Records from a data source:
···

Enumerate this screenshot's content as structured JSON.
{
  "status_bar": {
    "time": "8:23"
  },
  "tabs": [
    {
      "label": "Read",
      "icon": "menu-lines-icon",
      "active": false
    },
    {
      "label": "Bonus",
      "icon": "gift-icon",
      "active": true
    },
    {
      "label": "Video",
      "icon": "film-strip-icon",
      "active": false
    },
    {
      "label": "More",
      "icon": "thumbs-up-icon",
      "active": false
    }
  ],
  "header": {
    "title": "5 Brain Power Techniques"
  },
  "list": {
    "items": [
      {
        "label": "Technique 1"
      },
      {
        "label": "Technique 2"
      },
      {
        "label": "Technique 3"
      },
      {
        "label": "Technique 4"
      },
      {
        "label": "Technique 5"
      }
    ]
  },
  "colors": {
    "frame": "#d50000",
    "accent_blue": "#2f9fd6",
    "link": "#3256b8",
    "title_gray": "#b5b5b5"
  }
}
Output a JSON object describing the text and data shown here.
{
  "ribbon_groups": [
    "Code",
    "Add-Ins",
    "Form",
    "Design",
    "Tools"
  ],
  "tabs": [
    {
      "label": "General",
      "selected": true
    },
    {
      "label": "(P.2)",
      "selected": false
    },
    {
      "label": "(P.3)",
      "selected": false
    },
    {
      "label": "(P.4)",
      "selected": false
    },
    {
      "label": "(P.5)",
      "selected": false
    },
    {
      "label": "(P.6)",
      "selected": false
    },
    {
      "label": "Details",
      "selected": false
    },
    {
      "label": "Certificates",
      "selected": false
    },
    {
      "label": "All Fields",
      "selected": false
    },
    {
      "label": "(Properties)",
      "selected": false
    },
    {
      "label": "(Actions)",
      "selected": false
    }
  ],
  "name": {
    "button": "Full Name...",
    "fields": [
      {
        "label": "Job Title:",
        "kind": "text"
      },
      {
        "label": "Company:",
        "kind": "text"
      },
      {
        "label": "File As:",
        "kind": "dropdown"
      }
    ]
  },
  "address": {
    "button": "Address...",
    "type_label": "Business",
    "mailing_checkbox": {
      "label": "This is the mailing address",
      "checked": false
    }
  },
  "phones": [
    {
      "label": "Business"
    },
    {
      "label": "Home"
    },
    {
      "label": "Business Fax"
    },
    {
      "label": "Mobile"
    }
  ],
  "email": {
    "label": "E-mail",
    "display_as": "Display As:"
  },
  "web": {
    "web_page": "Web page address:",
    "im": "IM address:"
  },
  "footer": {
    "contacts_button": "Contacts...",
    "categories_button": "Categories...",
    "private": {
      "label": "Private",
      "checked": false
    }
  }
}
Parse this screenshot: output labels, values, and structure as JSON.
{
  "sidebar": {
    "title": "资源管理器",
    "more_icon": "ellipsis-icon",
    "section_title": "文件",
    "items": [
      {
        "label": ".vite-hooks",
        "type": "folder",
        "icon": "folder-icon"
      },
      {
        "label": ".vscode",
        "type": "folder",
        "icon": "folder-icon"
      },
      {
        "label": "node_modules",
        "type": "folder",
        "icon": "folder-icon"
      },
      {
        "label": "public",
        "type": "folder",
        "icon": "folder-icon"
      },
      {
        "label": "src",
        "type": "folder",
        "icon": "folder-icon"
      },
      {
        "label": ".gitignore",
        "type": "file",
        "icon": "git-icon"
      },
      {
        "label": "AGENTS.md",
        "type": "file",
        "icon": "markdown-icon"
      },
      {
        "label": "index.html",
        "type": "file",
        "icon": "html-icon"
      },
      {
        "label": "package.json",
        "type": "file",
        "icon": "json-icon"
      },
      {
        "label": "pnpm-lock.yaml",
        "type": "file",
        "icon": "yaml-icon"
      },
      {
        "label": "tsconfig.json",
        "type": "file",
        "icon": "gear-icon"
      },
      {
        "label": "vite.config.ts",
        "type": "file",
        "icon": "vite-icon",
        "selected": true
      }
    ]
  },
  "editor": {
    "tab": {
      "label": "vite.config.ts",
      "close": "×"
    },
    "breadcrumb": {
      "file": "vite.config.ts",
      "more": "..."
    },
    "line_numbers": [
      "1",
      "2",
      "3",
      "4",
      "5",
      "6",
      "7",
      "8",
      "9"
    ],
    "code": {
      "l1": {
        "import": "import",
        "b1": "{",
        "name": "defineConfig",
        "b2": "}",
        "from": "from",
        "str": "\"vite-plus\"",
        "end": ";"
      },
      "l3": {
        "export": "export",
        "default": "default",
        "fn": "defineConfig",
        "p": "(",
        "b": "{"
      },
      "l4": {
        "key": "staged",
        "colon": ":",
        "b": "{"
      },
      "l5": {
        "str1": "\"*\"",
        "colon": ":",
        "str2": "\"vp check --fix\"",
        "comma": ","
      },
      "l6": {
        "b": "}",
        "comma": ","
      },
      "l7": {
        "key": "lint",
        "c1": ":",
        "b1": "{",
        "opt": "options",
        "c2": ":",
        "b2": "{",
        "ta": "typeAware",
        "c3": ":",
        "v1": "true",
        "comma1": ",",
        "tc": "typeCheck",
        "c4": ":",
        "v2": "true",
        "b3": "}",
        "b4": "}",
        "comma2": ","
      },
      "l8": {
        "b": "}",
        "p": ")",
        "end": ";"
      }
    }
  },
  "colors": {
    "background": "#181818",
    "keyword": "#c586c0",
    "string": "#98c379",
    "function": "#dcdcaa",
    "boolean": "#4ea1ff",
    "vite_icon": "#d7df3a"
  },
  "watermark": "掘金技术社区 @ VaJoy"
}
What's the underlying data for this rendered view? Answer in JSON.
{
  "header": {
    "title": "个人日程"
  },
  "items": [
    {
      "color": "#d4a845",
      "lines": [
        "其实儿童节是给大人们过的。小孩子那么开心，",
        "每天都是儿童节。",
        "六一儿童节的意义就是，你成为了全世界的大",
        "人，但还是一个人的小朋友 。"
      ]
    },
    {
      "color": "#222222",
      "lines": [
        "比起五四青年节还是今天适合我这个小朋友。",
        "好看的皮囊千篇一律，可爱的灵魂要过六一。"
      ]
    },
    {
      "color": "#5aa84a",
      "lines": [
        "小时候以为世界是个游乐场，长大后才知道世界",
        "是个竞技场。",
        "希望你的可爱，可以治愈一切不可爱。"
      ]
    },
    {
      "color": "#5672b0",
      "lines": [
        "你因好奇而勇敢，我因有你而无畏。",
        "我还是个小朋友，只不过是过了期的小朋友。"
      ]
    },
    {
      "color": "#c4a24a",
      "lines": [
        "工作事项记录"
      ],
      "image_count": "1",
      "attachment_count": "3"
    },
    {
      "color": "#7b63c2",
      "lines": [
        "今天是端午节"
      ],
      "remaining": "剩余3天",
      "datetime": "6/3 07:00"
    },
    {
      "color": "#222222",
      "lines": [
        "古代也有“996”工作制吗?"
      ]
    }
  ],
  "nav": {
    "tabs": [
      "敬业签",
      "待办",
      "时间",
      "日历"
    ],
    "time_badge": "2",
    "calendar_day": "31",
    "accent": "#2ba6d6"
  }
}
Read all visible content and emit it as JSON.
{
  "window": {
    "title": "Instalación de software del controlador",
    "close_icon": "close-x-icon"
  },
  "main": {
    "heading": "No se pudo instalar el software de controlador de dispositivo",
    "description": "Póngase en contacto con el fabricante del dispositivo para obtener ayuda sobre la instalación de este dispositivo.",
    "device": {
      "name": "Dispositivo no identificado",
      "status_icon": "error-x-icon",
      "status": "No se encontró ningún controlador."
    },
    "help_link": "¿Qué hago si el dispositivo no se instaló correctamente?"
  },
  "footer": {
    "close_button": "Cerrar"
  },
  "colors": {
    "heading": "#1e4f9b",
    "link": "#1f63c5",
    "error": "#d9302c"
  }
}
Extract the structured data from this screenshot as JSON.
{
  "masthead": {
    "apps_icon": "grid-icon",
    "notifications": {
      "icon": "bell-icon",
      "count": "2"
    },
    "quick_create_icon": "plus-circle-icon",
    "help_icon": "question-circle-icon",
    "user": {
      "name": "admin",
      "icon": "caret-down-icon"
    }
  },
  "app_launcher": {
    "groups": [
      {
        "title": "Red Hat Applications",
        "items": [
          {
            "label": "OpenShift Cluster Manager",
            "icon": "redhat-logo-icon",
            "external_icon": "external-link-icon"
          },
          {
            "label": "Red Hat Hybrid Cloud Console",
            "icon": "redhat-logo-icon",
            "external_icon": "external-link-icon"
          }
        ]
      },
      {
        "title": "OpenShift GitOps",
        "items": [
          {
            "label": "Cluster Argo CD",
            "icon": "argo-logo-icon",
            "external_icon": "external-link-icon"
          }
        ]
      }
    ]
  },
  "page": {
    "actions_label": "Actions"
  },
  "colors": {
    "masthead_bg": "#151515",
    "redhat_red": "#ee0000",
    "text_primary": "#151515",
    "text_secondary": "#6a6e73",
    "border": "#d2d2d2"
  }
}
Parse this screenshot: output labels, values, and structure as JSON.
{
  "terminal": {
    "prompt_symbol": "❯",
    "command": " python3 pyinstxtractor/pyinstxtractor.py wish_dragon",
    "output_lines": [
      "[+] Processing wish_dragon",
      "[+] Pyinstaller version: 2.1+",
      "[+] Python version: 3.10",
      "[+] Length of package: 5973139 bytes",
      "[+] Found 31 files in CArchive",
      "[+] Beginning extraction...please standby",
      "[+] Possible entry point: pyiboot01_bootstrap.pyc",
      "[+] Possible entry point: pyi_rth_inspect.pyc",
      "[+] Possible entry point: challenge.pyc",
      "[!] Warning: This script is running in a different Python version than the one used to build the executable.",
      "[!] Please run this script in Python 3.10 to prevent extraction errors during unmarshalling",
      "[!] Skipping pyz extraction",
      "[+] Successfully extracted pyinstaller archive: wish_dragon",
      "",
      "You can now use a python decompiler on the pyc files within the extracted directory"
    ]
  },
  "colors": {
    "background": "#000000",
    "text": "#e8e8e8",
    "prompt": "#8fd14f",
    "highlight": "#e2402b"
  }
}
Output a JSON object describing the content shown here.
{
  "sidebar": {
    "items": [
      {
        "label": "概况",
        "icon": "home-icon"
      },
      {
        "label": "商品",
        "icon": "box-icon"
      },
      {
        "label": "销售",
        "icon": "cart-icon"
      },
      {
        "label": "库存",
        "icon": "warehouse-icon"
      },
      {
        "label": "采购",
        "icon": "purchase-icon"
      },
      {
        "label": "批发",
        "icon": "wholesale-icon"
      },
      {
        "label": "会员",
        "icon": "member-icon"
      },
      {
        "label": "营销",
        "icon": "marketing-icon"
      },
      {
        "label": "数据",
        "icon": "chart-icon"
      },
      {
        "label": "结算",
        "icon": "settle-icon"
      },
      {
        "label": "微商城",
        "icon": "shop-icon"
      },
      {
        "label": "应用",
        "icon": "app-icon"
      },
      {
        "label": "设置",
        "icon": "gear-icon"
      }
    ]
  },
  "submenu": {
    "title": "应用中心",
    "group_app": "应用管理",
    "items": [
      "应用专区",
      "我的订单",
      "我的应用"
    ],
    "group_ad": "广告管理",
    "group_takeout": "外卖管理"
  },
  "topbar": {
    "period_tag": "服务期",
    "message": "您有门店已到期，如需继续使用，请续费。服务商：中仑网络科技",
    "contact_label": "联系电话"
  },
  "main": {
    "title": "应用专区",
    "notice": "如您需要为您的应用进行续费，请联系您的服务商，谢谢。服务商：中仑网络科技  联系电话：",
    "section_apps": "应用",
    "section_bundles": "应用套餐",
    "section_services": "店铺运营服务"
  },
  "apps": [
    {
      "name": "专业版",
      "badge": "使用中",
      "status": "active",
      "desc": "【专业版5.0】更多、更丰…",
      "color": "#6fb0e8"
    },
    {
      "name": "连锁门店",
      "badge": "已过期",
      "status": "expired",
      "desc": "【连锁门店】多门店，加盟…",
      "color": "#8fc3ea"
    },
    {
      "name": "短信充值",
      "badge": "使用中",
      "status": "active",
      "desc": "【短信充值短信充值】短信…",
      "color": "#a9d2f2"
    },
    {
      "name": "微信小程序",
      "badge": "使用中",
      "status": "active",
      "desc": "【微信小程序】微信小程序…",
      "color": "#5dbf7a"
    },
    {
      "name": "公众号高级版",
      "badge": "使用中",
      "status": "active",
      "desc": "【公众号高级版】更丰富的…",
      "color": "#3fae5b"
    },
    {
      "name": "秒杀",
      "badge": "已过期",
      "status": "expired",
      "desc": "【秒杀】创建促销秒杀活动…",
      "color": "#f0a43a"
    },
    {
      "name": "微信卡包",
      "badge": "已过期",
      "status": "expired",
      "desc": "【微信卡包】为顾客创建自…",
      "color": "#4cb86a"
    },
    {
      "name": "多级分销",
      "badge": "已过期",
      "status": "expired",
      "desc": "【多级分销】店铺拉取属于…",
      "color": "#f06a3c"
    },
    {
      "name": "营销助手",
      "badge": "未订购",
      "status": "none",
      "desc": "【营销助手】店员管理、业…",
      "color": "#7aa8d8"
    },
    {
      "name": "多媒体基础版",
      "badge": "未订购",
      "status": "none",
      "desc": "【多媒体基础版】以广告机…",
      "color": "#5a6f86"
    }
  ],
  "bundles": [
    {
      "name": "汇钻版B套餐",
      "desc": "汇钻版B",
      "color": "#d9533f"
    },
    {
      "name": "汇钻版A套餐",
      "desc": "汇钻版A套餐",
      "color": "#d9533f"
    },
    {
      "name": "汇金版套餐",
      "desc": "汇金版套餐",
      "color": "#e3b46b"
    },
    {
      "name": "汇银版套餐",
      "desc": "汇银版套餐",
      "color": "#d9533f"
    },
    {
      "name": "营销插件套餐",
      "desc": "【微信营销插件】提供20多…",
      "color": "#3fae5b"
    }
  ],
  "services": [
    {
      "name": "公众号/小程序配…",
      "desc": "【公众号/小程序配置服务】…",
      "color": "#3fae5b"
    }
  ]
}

···

Task. Look through the listing above. Pick out each line with "Possible" and copy it.

Response.
      "[+] Possible entry point: pyiboot01_bootstrap.pyc",
      "[+] Possible entry point: pyi_rth_inspect.pyc",
      "[+] Possible entry point: challenge.pyc",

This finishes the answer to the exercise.